- [Task description]
Which lines in the records below contain the word "RTSP"? Copy each of them.

- [Information shown]
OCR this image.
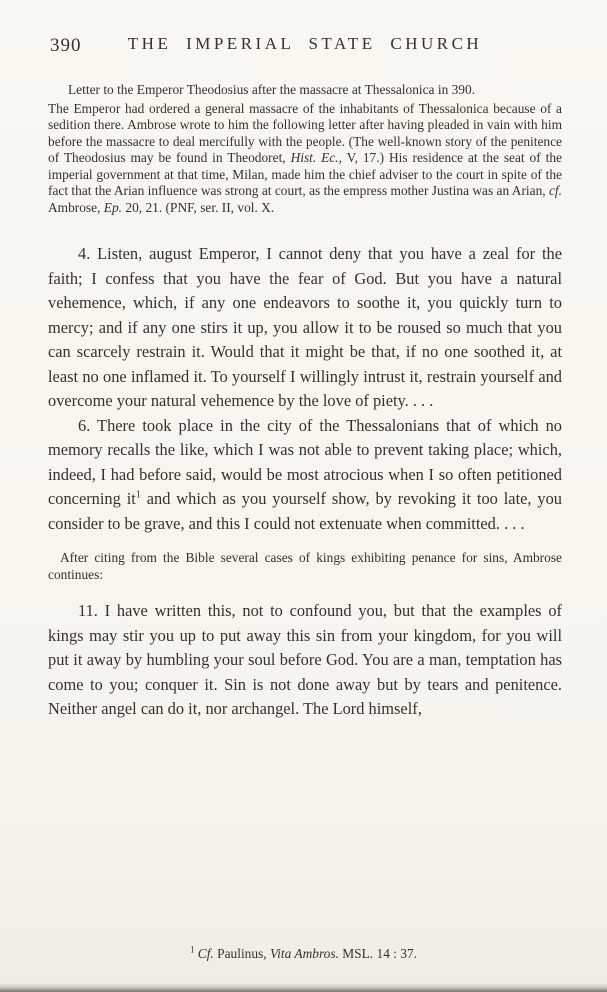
390	THE IMPERIAL STATE CHURCH

Letter to the Emperor Theodosius after the massacre at Thessalonica in 390.

The Emperor had ordered a general massacre of the inhabitants of Thessalonica because of a sedition there. Ambrose wrote to him the following letter after having pleaded in vain with him before the massacre to deal mercifully with the people. (The well-known story of the penitence of Theodosius may be found in Theodoret, Hist. Ec., V, 17.) His residence at the seat of the imperial government at that time, Milan, made him the chief adviser to the court in spite of the fact that the Arian influence was strong at court, as the empress mother Justina was an Arian, cf. Ambrose, Ep. 20, 21. (PNF, ser. II, vol. X.

4. Listen, august Emperor, I cannot deny that you have a zeal for the faith; I confess that you have the fear of God. But you have a natural vehemence, which, if any one endeavors to soothe it, you quickly turn to mercy; and if any one stirs it up, you allow it to be roused so much that you can scarcely restrain it. Would that it might be that, if no one soothed it, at least no one inflamed it. To yourself I willingly intrust it, restrain yourself and overcome your natural vehemence by the love of piety. . . .

6. There took place in the city of the Thessalonians that of which no memory recalls the like, which I was not able to prevent taking place; which, indeed, I had before said, would be most atrocious when I so often petitioned concerning it$^1$ and which as you yourself show, by revoking it too late, you consider to be grave, and this I could not extenuate when committed. . . .

After citing from the Bible several cases of kings exhibiting penance for sins, Ambrose continues:

11. I have written this, not to confound you, but that the examples of kings may stir you up to put away this sin from your kingdom, for you will put it away by humbling your soul before God. You are a man, temptation has come to you; conquer it. Sin is not done away but by tears and penitence. Neither angel can do it, nor archangel. The Lord himself,

$^1$ Cf. Paulinus, Vita Ambros. MSL. 14 : 37.
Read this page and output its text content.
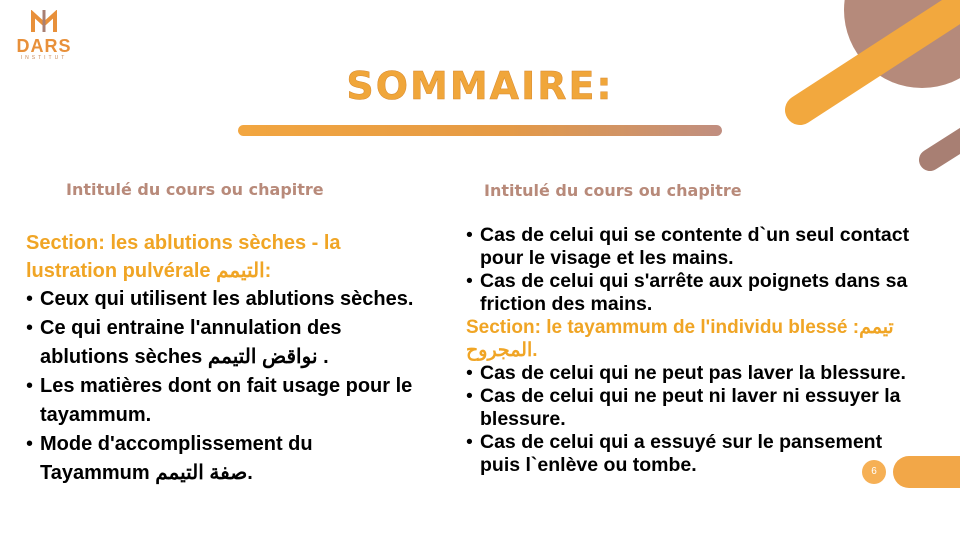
DARS
INSTITUT
SOMMAIRE:
Intitulé du cours ou chapitre	Intitulé du cours ou chapitre
Section: les ablutions sèches - la lustration pulvérale التيمم:
• Ceux qui utilisent les ablutions sèches.
• Ce qui entraine l'annulation des ablutions sèches نواقض التيمم .
• Les matières dont on fait usage pour le tayammum.
• Mode d'accomplissement du Tayammum صفة التيمم.
• Cas de celui qui se contente d`un seul contact pour le visage et les mains.
• Cas de celui qui s'arrête aux poignets dans sa friction des mains.
Section: le tayammum de l'individu blessé :تيمم المجروح.
• Cas de celui qui ne peut pas laver la blessure.
• Cas de celui qui ne peut ni laver ni essuyer la blessure.
• Cas de celui qui a essuyé sur le pansement puis l`enlève ou tombe.	6
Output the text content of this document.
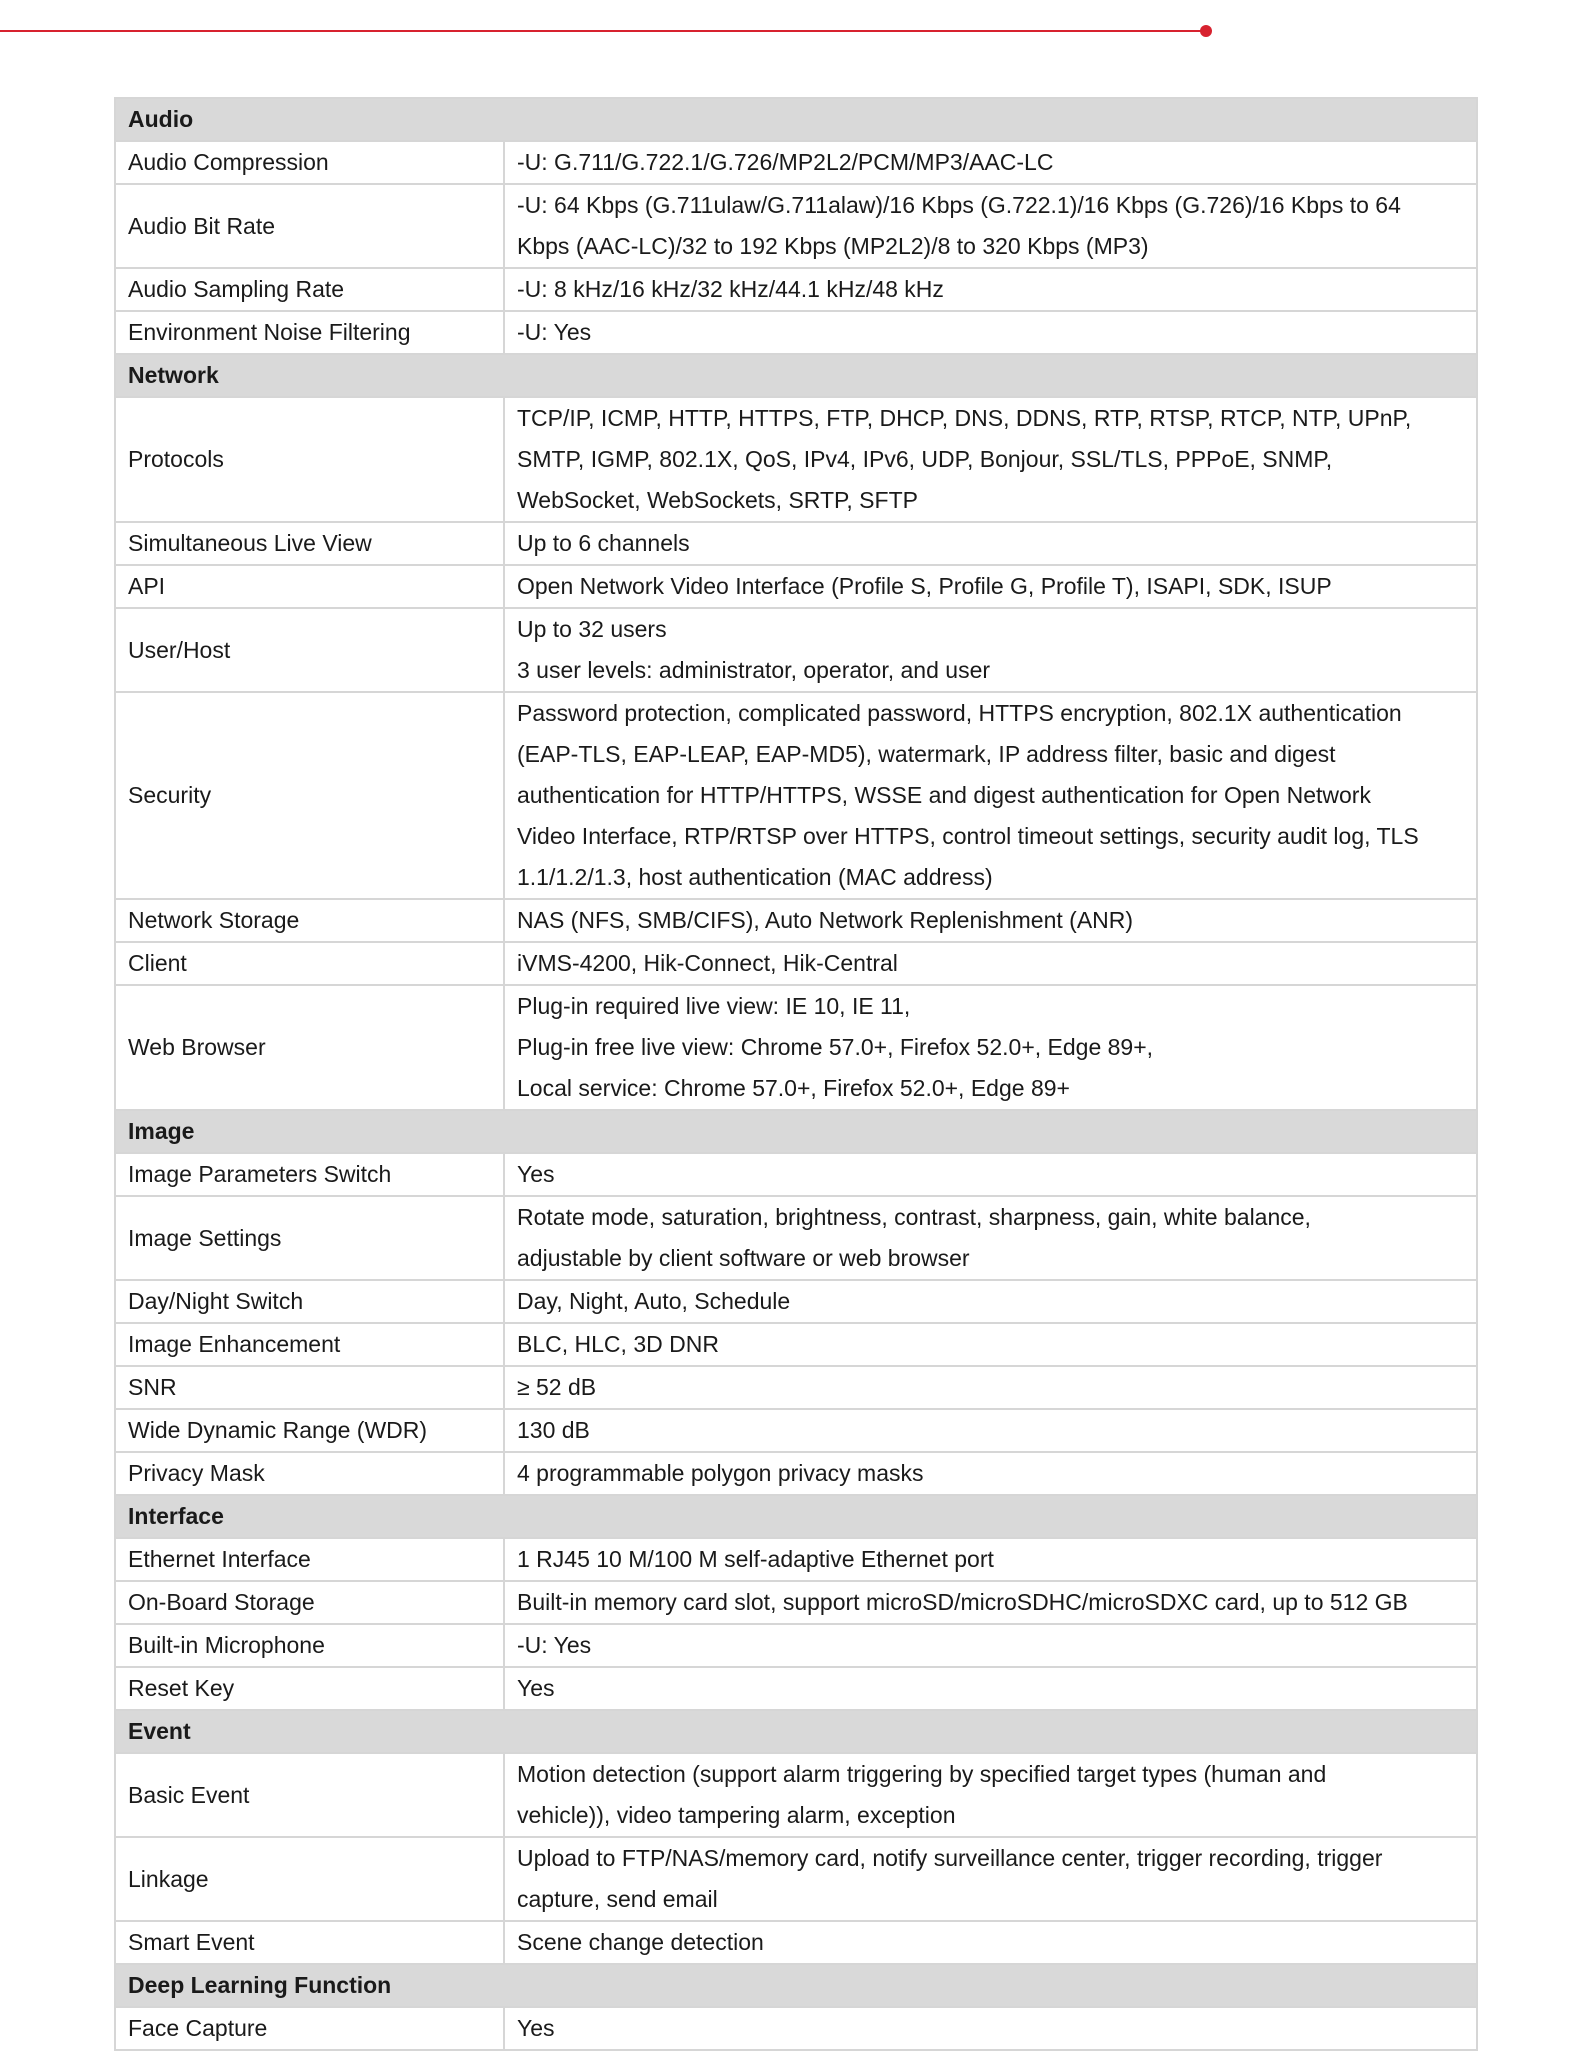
Audio	
Audio Compression	-U: G.711/G.722.1/G.726/MP2L2/PCM/MP3/AAC-LC

Audio Bit Rate	-U: 64 Kbps (G.711ulaw/G.711alaw)/16 Kbps (G.722.1)/16 Kbps (G.726)/16 Kbps to 64
Kbps (AAC-LC)/32 to 192 Kbps (MP2L2)/8 to 320 Kbps (MP3)

Audio Sampling Rate	-U: 8 kHz/16 kHz/32 kHz/44.1 kHz/48 kHz

Environment Noise Filtering	-U: Yes

Network	
Protocols	TCP/IP, ICMP, HTTP, HTTPS, FTP, DHCP, DNS, DDNS, RTP, RTSP, RTCP, NTP, UPnP,
SMTP, IGMP, 802.1X, QoS, IPv4, IPv6, UDP, Bonjour, SSL/TLS, PPPoE, SNMP,
WebSocket, WebSockets, SRTP, SFTP

Simultaneous Live View	Up to 6 channels

API	Open Network Video Interface (Profile S, Profile G, Profile T), ISAPI, SDK, ISUP

User/Host	Up to 32 users
3 user levels: administrator, operator, and user

Security	Password protection, complicated password, HTTPS encryption, 802.1X authentication
(EAP-TLS, EAP-LEAP, EAP-MD5), watermark, IP address filter, basic and digest
authentication for HTTP/HTTPS, WSSE and digest authentication for Open Network
Video Interface, RTP/RTSP over HTTPS, control timeout settings, security audit log, TLS
1.1/1.2/1.3, host authentication (MAC address)

Network Storage	NAS (NFS, SMB/CIFS), Auto Network Replenishment (ANR)

Client	iVMS-4200, Hik-Connect, Hik-Central

Web Browser	Plug-in required live view: IE 10, IE 11,
Plug-in free live view: Chrome 57.0+, Firefox 52.0+, Edge 89+,
Local service: Chrome 57.0+, Firefox 52.0+, Edge 89+

Image	
Image Parameters Switch	Yes

Image Settings	Rotate mode, saturation, brightness, contrast, sharpness, gain, white balance,
adjustable by client software or web browser

Day/Night Switch	Day, Night, Auto, Schedule

Image Enhancement	BLC, HLC, 3D DNR

SNR	≥ 52 dB

Wide Dynamic Range (WDR)	130 dB

Privacy Mask	4 programmable polygon privacy masks

Interface	
Ethernet Interface	1 RJ45 10 M/100 M self-adaptive Ethernet port

On-Board Storage	Built-in memory card slot, support microSD/microSDHC/microSDXC card, up to 512 GB

Built-in Microphone	-U: Yes

Reset Key	Yes

Event	
Basic Event	Motion detection (support alarm triggering by specified target types (human and
vehicle)), video tampering alarm, exception

Linkage	Upload to FTP/NAS/memory card, notify surveillance center, trigger recording, trigger
capture, send email

Smart Event	Scene change detection

Deep Learning Function	
Face Capture	Yes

- [Solution to the exercise]
Protocols	TCP/IP, ICMP, HTTP, HTTPS, FTP, DHCP, DNS, DDNS, RTP, RTSP, RTCP, NTP, UPnP,
Video Interface, RTP/RTSP over HTTPS, control timeout settings, security audit log, TLS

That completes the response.